### WRITTEN EXERCISE
Below are the records; collect from them each line containing the string "text".

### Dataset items
------------------------------
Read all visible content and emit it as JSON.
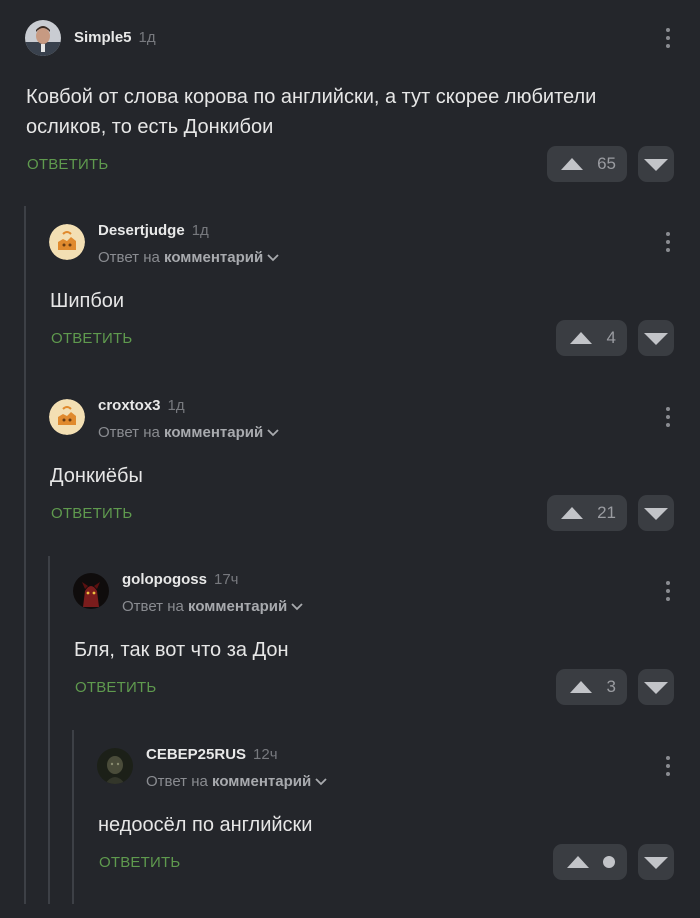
{
  "reply_prefix": "Ответ на",
  "reply_target": "комментарий",
  "reply_label": "ОТВЕТИТЬ",
  "comments": [
    {
      "user": "Simple5",
      "time": "1д",
      "text": "Ковбой от слова корова по английски, а тут скорее любители осликов, то есть Донкибои",
      "rating": "65"
    },
    {
      "user": "Desertjudge",
      "time": "1д",
      "text": "Шипбои",
      "rating": "4"
    },
    {
      "user": "croxtox3",
      "time": "1д",
      "text": "Донкиёбы",
      "rating": "21"
    },
    {
      "user": "golopogoss",
      "time": "17ч",
      "text": "Бля, так вот что за Дон",
      "rating": "3"
    },
    {
      "user": "СЕВЕР25RUS",
      "time": "12ч",
      "text": "недоосёл по английски",
      "rating": ""
    }
  ],
  "colors": {
    "background": "#24262b",
    "accent_green": "#5f9a4e",
    "button_bg": "#3a3d42"
  },
  "icons": [
    "kebab-menu-icon",
    "chevron-down-icon",
    "arrow-up-icon",
    "arrow-down-icon",
    "avatar-placeholder-icon"
  ]
}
------------------------------
### THE RESPONSE
      "text": "Ковбой от слова корова по английски, а тут скорее любители осликов, то есть Донкибои",
      "text": "Шипбои",
      "text": "Донкиёбы",
      "text": "Бля, так вот что за Дон",
      "text": "недоосёл по английски",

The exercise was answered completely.